((

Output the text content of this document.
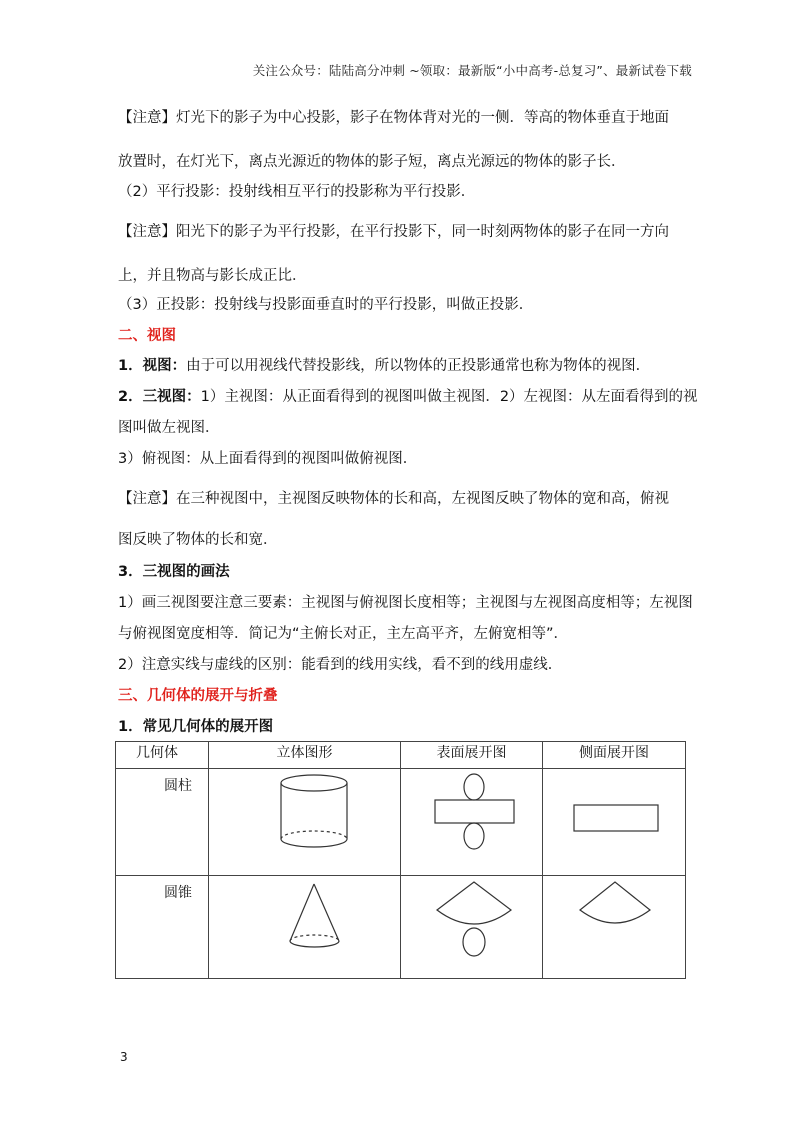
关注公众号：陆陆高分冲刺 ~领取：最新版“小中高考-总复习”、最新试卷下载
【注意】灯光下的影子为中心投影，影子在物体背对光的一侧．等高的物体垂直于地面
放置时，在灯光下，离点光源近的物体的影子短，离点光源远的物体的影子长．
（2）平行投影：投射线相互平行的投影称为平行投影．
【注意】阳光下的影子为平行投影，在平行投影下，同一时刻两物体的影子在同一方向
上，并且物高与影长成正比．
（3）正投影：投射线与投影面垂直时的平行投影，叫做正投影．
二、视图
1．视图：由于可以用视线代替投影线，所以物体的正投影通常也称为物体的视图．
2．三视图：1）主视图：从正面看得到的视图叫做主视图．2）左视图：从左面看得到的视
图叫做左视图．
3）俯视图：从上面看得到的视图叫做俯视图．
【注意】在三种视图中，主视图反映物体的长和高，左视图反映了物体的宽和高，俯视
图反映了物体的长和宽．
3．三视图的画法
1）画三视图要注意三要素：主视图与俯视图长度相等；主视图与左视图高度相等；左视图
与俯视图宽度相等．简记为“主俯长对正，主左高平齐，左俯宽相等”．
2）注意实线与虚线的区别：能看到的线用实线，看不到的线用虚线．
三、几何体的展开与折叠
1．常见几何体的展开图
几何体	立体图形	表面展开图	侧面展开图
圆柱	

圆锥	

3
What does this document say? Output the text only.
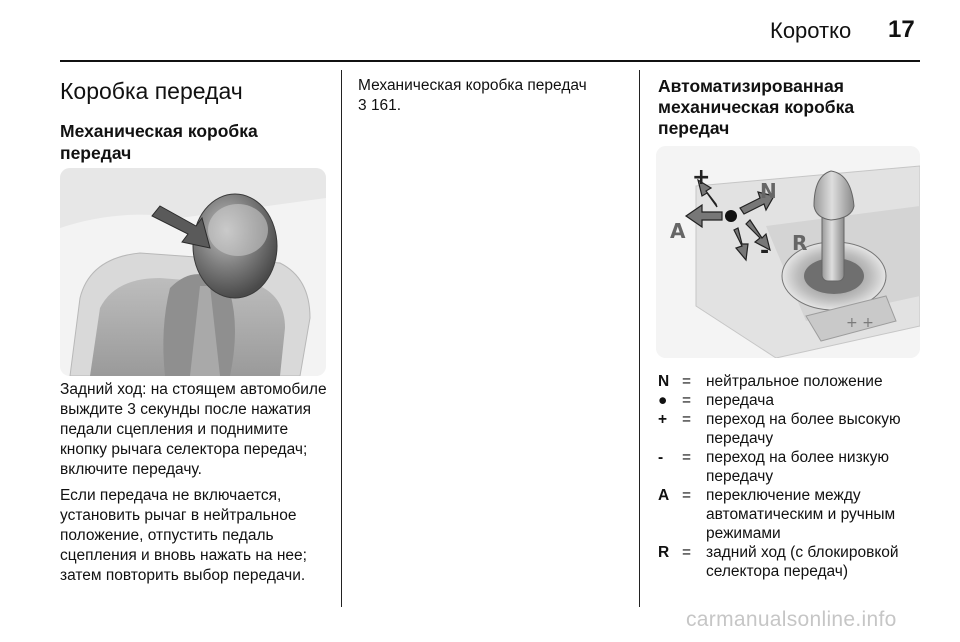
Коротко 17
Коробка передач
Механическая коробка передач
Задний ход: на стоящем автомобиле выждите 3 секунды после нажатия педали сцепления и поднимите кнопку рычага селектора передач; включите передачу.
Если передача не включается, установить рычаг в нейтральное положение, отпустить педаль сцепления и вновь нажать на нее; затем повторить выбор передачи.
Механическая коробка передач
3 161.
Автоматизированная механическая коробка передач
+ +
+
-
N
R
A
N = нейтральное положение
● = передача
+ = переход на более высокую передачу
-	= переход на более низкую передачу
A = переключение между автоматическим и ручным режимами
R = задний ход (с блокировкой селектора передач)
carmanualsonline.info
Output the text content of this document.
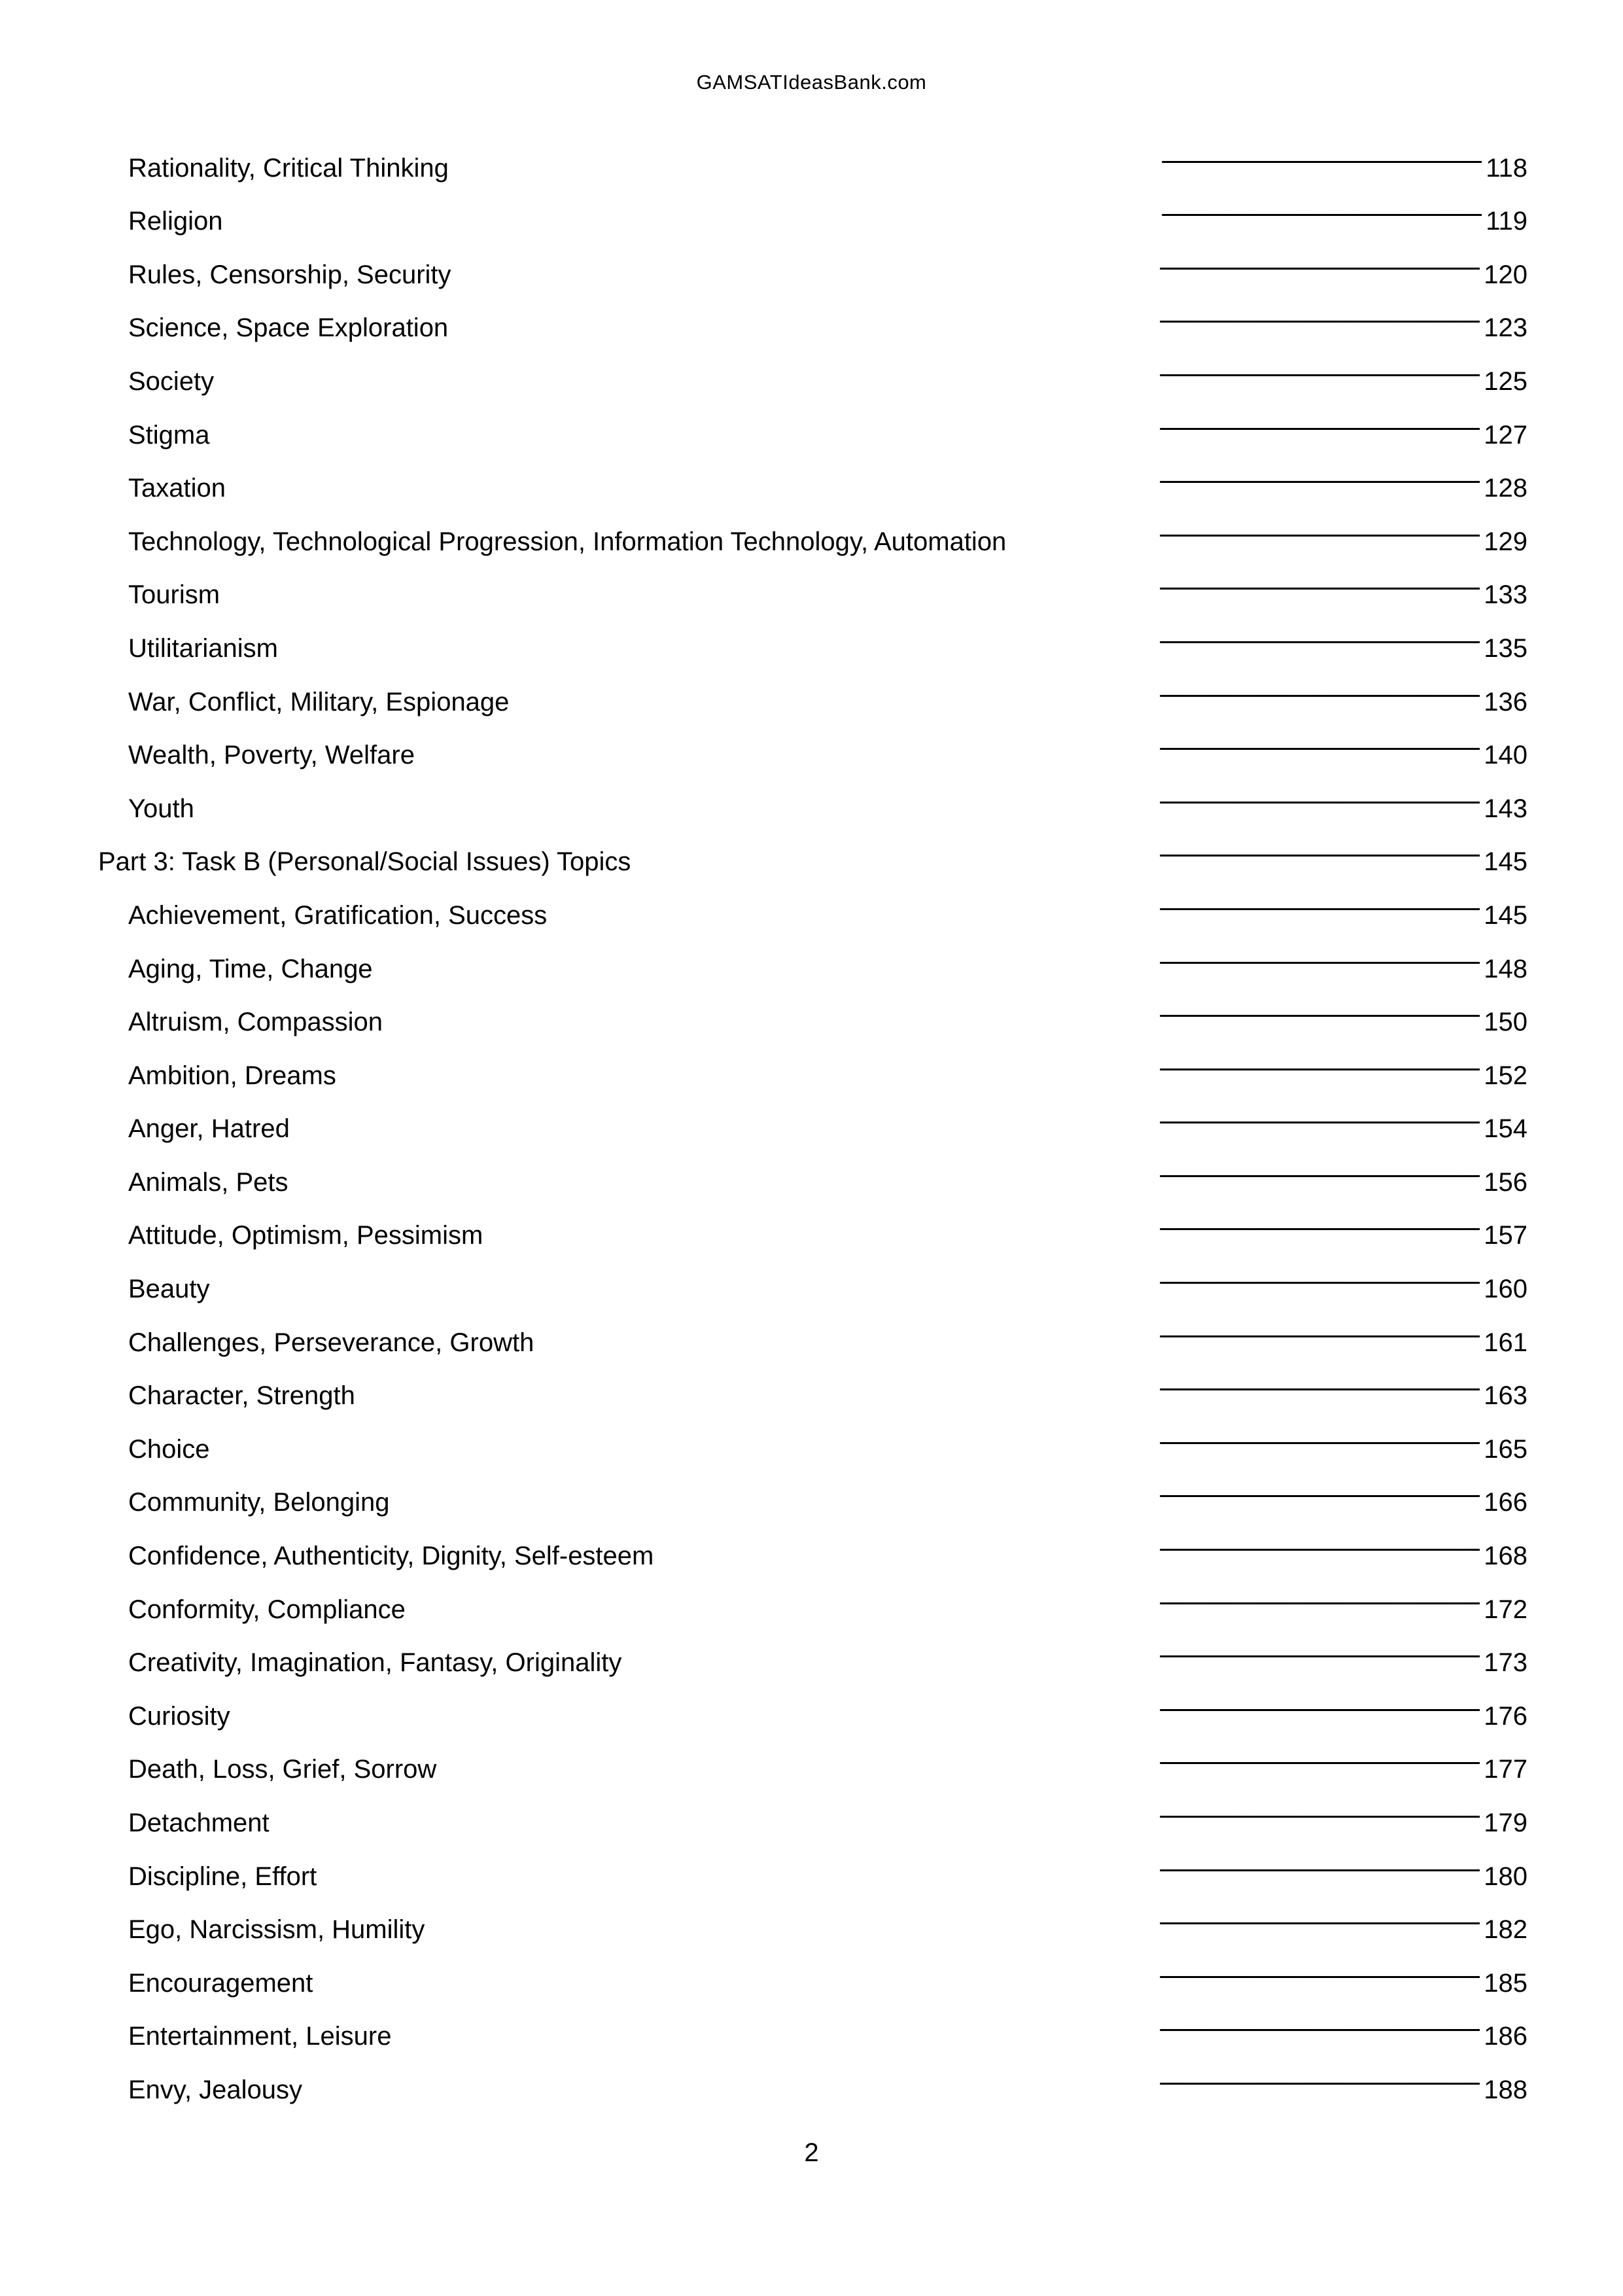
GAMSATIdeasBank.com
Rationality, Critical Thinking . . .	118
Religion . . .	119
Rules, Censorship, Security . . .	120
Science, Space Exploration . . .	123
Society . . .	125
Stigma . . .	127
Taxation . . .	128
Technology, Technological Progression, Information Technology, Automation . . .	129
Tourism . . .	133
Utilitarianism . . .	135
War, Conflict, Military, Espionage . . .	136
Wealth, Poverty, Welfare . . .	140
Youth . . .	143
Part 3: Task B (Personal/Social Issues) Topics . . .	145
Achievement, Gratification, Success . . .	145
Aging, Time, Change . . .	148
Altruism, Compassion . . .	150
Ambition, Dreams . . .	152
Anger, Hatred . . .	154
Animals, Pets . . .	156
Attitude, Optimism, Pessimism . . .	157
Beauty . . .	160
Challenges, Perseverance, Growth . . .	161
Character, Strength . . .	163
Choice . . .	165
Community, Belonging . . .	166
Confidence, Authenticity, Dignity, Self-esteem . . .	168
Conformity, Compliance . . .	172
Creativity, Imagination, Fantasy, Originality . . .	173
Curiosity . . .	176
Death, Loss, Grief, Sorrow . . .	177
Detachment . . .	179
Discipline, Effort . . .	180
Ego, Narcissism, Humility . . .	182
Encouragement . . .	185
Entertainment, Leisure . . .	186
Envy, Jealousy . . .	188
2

))

### Work instructions:
Would you set down the listing exactly, omitting pictures?

### Response:
Output the text content of this document.
关注公众号：陆陆高分冲刺 ~领取：最新版“小中高考-总复习”、最新试卷下载
【注意】灯光下的影子为中心投影，影子在物体背对光的一侧．等高的物体垂直于地面
放置时，在灯光下，离点光源近的物体的影子短，离点光源远的物体的影子长．
（2）平行投影：投射线相互平行的投影称为平行投影．
【注意】阳光下的影子为平行投影，在平行投影下，同一时刻两物体的影子在同一方向
上，并且物高与影长成正比．
（3）正投影：投射线与投影面垂直时的平行投影，叫做正投影．
二、视图
1．视图：由于可以用视线代替投影线，所以物体的正投影通常也称为物体的视图．
2．三视图：1）主视图：从正面看得到的视图叫做主视图．2）左视图：从左面看得到的视
图叫做左视图．
3）俯视图：从上面看得到的视图叫做俯视图．
【注意】在三种视图中，主视图反映物体的长和高，左视图反映了物体的宽和高，俯视
图反映了物体的长和宽．
3．三视图的画法
1）画三视图要注意三要素：主视图与俯视图长度相等；主视图与左视图高度相等；左视图
与俯视图宽度相等．简记为“主俯长对正，主左高平齐，左俯宽相等”．
2）注意实线与虚线的区别：能看到的线用实线，看不到的线用虚线．
三、几何体的展开与折叠
1．常见几何体的展开图
几何体	立体图形	表面展开图	侧面展开图
圆柱	

圆锥	

3
What does this document say? Output the text only.
Коротко 17
Коробка передач
Механическая коробка передач
Задний ход: на стоящем автомобиле выждите 3 секунды после нажатия педали сцепления и поднимите кнопку рычага селектора передач; включите передачу.
Если передача не включается, установить рычаг в нейтральное положение, отпустить педаль сцепления и вновь нажать на нее; затем повторить выбор передачи.
Механическая коробка передач
3 161.
Автоматизированная механическая коробка передач
+ +
+
-
N
R
A
N = нейтральное положение
● = передача
+ = переход на более высокую передачу
-	= переход на более низкую передачу
A = переключение между автоматическим и ручным режимами
R = задний ход (с блокировкой селектора передач)
carmanualsonline.info
Output the text content of this document.
GAMSATIdeasBank.com
Rationality, Critical Thinking . . .	118
Religion . . .	119
Rules, Censorship, Security . . .	120
Science, Space Exploration . . .	123
Society . . .	125
Stigma . . .	127
Taxation . . .	128
Technology, Technological Progression, Information Technology, Automation . . .	129
Tourism . . .	133
Utilitarianism . . .	135
War, Conflict, Military, Espionage . . .	136
Wealth, Poverty, Welfare . . .	140
Youth . . .	143
Part 3: Task B (Personal/Social Issues) Topics . . .	145
Achievement, Gratification, Success . . .	145
Aging, Time, Change . . .	148
Altruism, Compassion . . .	150
Ambition, Dreams . . .	152
Anger, Hatred . . .	154
Animals, Pets . . .	156
Attitude, Optimism, Pessimism . . .	157
Beauty . . .	160
Challenges, Perseverance, Growth . . .	161
Character, Strength . . .	163
Choice . . .	165
Community, Belonging . . .	166
Confidence, Authenticity, Dignity, Self-esteem . . .	168
Conformity, Compliance . . .	172
Creativity, Imagination, Fantasy, Originality . . .	173
Curiosity . . .	176
Death, Loss, Grief, Sorrow . . .	177
Detachment . . .	179
Discipline, Effort . . .	180
Ego, Narcissism, Humility . . .	182
Encouragement . . .	185
Entertainment, Leisure . . .	186
Envy, Jealousy . . .	188
2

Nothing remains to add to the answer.